Start GIVEN RECORDS

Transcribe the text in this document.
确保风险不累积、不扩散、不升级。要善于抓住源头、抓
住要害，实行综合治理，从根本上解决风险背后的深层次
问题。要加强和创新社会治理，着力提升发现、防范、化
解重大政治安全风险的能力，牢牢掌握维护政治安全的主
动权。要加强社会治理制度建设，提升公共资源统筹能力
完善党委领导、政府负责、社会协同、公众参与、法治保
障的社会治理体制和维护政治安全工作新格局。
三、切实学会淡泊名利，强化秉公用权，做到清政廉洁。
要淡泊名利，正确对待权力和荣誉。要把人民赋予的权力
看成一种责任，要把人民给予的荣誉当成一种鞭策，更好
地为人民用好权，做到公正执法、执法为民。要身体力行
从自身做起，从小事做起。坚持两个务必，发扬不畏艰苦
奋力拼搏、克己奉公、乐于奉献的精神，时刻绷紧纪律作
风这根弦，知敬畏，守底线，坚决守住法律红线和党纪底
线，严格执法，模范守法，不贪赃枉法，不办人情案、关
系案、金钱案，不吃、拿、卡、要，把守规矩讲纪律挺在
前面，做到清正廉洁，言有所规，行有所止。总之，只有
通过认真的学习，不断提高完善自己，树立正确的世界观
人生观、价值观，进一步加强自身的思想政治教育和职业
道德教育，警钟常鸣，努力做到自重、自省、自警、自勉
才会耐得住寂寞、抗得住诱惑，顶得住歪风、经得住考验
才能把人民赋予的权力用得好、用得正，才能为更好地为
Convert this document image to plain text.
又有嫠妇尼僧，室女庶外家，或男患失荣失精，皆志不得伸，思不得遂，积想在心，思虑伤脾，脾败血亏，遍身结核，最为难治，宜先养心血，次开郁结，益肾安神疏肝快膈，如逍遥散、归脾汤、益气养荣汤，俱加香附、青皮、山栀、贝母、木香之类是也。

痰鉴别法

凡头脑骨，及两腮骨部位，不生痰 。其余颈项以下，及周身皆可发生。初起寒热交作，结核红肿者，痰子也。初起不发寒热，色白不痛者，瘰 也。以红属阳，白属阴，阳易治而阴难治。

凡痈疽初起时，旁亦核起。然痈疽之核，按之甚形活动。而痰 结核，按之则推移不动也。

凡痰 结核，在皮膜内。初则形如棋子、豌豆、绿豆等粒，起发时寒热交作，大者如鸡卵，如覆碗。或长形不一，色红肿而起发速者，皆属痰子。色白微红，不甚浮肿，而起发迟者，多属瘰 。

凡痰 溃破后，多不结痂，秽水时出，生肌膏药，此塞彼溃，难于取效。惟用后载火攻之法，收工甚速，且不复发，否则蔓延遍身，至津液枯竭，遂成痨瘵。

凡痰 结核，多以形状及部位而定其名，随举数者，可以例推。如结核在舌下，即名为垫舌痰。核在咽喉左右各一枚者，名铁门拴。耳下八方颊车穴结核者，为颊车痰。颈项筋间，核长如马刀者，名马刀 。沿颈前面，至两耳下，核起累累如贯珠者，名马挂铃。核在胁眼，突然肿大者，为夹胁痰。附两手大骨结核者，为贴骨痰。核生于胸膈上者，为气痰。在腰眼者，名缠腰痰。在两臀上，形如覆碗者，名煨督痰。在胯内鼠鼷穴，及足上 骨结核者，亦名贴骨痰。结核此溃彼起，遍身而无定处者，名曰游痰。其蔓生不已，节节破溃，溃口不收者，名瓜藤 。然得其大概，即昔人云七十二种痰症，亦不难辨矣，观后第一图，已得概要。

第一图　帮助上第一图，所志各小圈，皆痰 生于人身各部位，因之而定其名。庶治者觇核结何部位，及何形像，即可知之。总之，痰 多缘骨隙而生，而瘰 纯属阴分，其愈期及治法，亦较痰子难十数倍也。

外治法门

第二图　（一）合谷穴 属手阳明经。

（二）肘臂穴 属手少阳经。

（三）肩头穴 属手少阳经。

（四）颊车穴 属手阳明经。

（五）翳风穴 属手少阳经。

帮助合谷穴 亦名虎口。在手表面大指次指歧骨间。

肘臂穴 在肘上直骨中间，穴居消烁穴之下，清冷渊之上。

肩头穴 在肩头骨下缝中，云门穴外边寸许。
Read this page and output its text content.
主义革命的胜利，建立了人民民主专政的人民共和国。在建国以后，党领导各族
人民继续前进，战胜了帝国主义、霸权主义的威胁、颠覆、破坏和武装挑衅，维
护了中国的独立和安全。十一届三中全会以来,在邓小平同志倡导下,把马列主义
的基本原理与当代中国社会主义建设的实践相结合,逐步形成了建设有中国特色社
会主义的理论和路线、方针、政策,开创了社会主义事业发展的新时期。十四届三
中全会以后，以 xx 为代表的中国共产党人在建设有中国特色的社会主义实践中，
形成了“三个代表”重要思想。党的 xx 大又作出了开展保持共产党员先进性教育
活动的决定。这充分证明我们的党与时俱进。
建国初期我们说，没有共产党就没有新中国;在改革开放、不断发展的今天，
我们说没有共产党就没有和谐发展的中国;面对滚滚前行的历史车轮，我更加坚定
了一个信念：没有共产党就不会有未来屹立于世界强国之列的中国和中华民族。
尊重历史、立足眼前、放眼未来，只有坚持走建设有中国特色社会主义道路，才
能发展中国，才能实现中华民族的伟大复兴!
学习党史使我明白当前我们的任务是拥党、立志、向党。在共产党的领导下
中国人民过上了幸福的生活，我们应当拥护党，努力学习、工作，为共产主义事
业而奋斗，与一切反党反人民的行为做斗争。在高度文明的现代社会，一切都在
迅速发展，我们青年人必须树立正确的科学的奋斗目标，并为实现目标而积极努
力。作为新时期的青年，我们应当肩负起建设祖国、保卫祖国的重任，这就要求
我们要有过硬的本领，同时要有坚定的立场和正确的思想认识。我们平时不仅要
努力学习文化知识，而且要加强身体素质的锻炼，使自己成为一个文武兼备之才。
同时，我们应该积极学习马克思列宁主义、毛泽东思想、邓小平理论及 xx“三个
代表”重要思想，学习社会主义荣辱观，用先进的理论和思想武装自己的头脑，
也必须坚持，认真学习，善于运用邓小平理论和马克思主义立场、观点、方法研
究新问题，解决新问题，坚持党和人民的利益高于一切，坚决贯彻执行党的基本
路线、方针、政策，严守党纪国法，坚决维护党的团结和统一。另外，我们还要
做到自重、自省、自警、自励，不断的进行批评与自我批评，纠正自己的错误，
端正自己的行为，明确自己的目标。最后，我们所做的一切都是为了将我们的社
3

End GIVEN RECORDS

• _REQUIRED WORK_: From the data above, gather every line that includes the word "this".

• _FULL OUTPUT_:
Transcribe the text in this document.
Convert this document image to plain text.
Read this page and output its text content.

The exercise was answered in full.